Part of a data file →
::::::
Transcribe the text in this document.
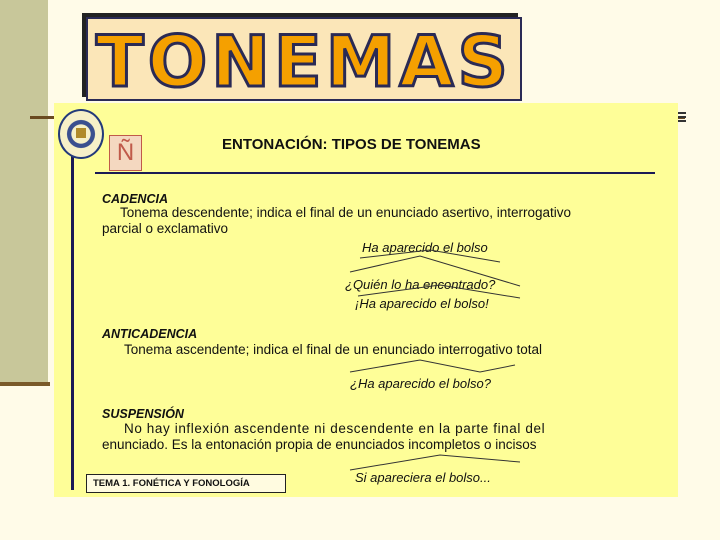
TONEMAS
Ñ	ENTONACIÓN: TIPOS DE TONEMAS
CADENCIA
Tonema descendente; indica el final de un enunciado asertivo, interrogativo
parcial o exclamativo
Ha aparecido el bolso
¿Quién lo ha encontrado?
¡Ha aparecido el bolso!
ANTICADENCIA
Tonema ascendente; indica el final de un enunciado interrogativo total
¿Ha aparecido el bolso?
SUSPENSIÓN
No hay inflexión ascendente ni descendente en la parte final del
enunciado. Es la entonación propia de enunciados incompletos o incisos
Si apareciera el bolso...
TEMA 1. FONÉTICA Y FONOLOGÍA
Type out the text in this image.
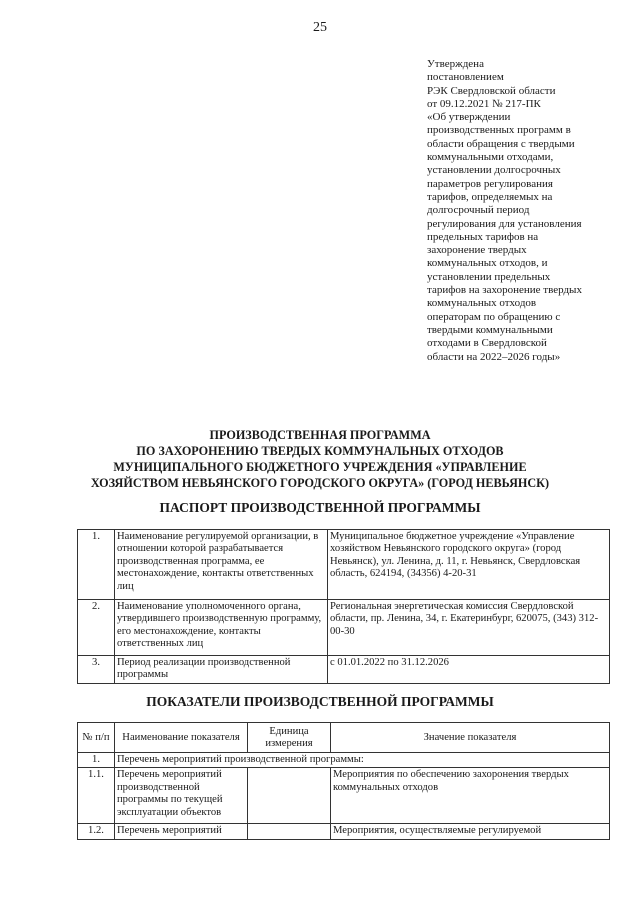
25
Утверждена
постановлением
РЭК Свердловской области
от 09.12.2021 № 217-ПК
«Об утверждении
производственных программ в
области обращения с твердыми
коммунальными отходами,
установлении долгосрочных
параметров регулирования
тарифов, определяемых на
долгосрочный период
регулирования для установления
предельных тарифов на
захоронение твердых
коммунальных отходов, и
установлении предельных
тарифов на захоронение твердых
коммунальных отходов
операторам по обращению с
твердыми коммунальными
отходами в Свердловской
области на 2022–2026 годы»
ПРОИЗВОДСТВЕННАЯ ПРОГРАММА
ПО ЗАХОРОНЕНИЮ ТВЕРДЫХ КОММУНАЛЬНЫХ ОТХОДОВ
МУНИЦИПАЛЬНОГО БЮДЖЕТНОГО УЧРЕЖДЕНИЯ «УПРАВЛЕНИЕ
ХОЗЯЙСТВОМ НЕВЬЯНСКОГО ГОРОДСКОГО ОКРУГА» (ГОРОД НЕВЬЯНСК)
ПАСПОРТ ПРОИЗВОДСТВЕННОЙ ПРОГРАММЫ
1.	Наименование регулируемой организации, в отношении которой разрабатывается производственная программа, ее местонахождение, контакты ответственных лиц	Муниципальное бюджетное учреждение «Управление хозяйством Невьянского городского округа» (город Невьянск), ул. Ленина, д. 11, г. Невьянск, Свердловская область, 624194, (34356) 4-20-31
2.	Наименование уполномоченного органа, утвердившего производственную программу, его местонахождение, контакты ответственных лиц	Региональная энергетическая комиссия Свердловской области, пр. Ленина, 34, г. Екатеринбург, 620075, (343) 312-00-30
3.	Период реализации производственной программы	с 01.01.2022 по 31.12.2026
ПОКАЗАТЕЛИ ПРОИЗВОДСТВЕННОЙ ПРОГРАММЫ
№ п/п	Наименование показателя	Единица измерения	Значение показателя
1.	Перечень мероприятий производственной программы:		
1.1.	Перечень мероприятий производственной программы по текущей эксплуатации объектов		Мероприятия по обеспечению захоронения твердых коммунальных отходов
1.2.	Перечень мероприятий		Мероприятия, осуществляемые регулируемой
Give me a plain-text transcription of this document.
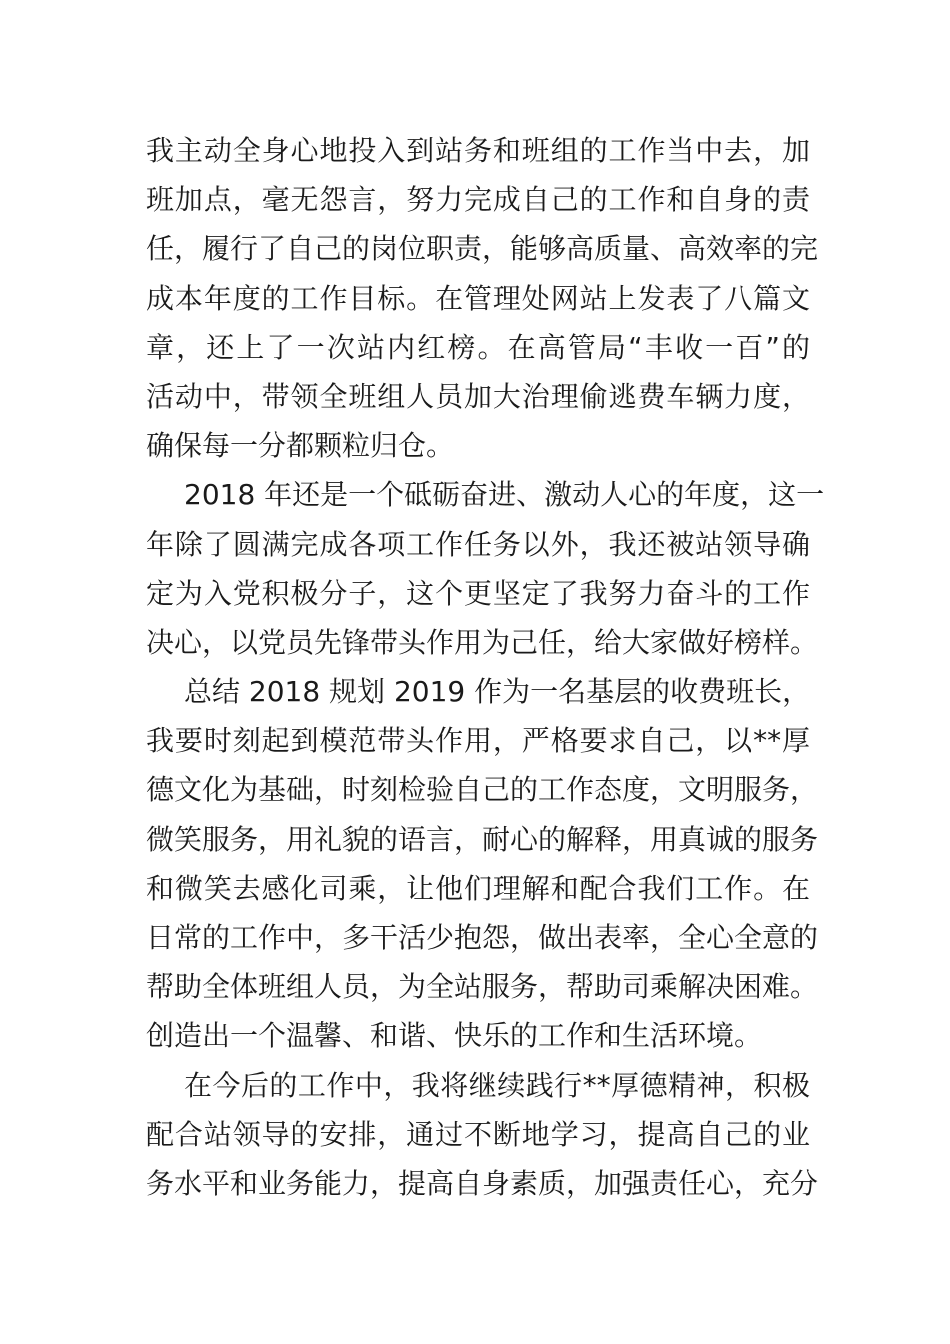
我主动全身心地投入到站务和班组的工作当中去，加
班加点，毫无怨言，努力完成自己的工作和自身的责
任，履行了自己的岗位职责，能够高质量、高效率的完
成本年度的工作目标。在管理处网站上发表了八篇文
章，还上了一次站内红榜。在高管局“丰收一百”的
活动中，带领全班组人员加大治理偷逃费车辆力度，
确保每一分都颗粒归仓。
2018 年还是一个砥砺奋进、激动人心的年度，这一
年除了圆满完成各项工作任务以外，我还被站领导确
定为入党积极分子，这个更坚定了我努力奋斗的工作
决心，以党员先锋带头作用为己任，给大家做好榜样。
总结 2018 规划 2019 作为一名基层的收费班长，
我要时刻起到模范带头作用，严格要求自己，以**厚
德文化为基础，时刻检验自己的工作态度，文明服务，
微笑服务，用礼貌的语言，耐心的解释，用真诚的服务
和微笑去感化司乘，让他们理解和配合我们工作。在
日常的工作中，多干活少抱怨，做出表率，全心全意的
帮助全体班组人员，为全站服务，帮助司乘解决困难。
创造出一个温馨、和谐、快乐的工作和生活环境。
在今后的工作中，我将继续践行**厚德精神，积极
配合站领导的安排，通过不断地学习，提高自己的业
务水平和业务能力，提高自身素质，加强责任心，充分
::::::
What is needed → Identify the lines of the entries containing the string "aparecido". Copy each such line.

Exercise answer →
Ha aparecido el bolso
¡Ha aparecido el bolso!
¿Ha aparecido el bolso?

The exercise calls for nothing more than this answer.